• Directions for this task: Which lines have the string "Private"? Copy all of them from the entries below.

··· Information supplied ···

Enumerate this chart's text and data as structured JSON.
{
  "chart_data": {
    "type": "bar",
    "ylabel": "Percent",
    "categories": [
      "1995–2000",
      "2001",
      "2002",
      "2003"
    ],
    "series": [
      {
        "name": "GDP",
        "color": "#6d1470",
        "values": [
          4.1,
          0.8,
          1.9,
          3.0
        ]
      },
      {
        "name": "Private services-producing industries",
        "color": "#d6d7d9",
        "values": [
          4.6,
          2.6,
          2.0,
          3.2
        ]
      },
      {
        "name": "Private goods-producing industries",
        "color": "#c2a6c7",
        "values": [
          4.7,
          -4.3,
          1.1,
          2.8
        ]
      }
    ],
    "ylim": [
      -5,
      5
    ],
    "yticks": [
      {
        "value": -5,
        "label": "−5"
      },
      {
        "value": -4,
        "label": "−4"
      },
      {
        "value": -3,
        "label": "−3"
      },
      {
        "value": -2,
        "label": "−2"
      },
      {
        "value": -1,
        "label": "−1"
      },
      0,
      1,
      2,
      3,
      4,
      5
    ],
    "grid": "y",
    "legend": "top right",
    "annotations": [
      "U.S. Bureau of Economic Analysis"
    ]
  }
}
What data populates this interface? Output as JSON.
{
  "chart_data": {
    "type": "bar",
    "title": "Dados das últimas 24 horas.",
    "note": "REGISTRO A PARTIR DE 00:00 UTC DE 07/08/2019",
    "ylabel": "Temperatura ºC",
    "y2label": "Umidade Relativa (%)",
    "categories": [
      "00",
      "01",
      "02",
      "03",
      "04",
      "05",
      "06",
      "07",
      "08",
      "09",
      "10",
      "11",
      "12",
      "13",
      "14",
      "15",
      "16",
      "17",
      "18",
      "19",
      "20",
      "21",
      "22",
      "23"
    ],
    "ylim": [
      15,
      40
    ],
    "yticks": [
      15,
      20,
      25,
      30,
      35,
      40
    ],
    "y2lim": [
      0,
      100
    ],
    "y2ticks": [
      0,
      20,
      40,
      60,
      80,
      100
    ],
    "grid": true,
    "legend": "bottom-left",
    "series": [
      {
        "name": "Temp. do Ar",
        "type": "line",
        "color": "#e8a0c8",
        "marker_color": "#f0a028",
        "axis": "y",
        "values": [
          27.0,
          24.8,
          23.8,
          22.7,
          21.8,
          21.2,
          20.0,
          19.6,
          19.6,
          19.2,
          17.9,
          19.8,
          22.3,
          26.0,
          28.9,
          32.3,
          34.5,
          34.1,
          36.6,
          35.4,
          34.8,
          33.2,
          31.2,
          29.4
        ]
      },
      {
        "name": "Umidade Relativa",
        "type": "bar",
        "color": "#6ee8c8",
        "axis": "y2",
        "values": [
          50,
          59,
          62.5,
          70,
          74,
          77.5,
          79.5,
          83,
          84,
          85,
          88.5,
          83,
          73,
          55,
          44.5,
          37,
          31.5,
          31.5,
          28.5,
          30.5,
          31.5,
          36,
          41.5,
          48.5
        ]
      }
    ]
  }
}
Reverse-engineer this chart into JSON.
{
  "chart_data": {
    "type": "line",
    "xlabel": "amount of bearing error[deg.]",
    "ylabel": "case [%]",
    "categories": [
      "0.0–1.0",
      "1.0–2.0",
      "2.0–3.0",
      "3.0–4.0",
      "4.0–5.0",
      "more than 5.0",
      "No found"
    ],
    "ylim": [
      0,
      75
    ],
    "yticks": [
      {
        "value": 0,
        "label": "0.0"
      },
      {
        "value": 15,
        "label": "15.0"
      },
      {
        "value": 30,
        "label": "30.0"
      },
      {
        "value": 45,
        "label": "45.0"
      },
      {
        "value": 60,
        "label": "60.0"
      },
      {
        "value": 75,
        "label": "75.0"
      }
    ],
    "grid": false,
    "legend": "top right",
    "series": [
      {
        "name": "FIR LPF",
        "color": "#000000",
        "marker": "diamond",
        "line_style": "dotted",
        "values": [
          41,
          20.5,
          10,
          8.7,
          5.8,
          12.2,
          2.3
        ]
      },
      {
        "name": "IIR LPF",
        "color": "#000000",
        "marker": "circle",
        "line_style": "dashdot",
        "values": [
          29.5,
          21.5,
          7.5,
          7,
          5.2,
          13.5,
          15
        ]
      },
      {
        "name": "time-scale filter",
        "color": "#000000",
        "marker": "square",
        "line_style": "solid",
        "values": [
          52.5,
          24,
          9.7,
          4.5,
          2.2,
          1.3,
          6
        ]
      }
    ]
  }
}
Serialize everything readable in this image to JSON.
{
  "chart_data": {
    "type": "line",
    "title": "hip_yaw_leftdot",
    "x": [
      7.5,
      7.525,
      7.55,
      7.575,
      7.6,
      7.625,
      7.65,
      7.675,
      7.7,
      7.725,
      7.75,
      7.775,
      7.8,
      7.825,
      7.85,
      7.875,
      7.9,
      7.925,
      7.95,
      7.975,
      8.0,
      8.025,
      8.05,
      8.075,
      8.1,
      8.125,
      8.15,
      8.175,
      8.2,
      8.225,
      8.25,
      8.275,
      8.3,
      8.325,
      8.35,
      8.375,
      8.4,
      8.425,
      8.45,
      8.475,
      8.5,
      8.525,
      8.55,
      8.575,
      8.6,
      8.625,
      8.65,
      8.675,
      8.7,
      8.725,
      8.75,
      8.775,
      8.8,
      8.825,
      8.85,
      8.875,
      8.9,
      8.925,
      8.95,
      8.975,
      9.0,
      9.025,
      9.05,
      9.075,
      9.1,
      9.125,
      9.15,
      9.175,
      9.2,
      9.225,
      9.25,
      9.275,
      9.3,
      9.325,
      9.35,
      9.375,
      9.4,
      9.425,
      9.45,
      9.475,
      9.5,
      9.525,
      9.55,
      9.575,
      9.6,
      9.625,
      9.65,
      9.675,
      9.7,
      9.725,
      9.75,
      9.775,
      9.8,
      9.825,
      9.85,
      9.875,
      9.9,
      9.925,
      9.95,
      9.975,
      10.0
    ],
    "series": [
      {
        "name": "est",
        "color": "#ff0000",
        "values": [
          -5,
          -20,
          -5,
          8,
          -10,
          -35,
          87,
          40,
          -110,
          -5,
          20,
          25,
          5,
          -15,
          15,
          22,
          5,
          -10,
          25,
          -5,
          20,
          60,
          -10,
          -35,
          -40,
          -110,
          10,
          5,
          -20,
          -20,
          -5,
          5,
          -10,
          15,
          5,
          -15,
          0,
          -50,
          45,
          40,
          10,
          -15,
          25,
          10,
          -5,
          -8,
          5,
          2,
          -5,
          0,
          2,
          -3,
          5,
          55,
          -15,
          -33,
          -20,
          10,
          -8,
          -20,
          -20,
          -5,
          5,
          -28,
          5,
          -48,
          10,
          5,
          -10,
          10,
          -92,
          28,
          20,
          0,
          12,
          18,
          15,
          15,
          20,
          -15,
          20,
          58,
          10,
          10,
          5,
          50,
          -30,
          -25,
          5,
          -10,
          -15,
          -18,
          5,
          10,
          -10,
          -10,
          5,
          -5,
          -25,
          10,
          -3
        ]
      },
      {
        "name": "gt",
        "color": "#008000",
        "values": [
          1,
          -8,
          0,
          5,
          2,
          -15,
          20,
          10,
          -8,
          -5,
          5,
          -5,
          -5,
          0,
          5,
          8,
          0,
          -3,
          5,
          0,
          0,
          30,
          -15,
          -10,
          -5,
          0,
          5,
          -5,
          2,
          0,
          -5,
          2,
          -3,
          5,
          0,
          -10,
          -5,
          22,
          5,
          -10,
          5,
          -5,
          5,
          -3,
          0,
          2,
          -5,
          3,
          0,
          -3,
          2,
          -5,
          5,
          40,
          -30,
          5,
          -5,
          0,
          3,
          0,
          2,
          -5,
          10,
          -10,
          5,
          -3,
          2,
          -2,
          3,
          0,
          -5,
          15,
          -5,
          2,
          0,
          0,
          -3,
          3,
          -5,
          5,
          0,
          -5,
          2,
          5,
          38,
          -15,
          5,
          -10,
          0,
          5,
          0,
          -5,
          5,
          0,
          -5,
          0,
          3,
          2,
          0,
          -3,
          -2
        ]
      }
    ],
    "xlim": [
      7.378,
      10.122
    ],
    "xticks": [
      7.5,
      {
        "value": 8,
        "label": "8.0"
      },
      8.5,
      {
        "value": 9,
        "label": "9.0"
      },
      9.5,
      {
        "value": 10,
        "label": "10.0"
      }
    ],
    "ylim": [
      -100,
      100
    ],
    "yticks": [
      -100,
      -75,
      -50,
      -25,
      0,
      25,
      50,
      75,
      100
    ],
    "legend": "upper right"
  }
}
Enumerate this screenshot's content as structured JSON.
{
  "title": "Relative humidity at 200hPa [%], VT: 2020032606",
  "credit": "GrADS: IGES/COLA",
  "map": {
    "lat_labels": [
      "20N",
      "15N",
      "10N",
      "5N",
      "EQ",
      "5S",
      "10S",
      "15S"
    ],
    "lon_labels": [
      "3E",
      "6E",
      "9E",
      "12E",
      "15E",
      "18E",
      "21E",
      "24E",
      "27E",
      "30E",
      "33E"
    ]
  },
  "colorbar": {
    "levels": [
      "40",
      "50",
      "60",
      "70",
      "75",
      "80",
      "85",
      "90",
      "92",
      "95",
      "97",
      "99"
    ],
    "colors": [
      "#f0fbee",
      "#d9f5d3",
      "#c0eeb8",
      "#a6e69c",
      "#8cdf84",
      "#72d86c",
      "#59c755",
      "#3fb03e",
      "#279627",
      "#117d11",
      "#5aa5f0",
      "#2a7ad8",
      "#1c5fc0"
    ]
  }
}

···

• Answer to the exercise:
        "name": "Private services-producing industries",
        "name": "Private goods-producing industries",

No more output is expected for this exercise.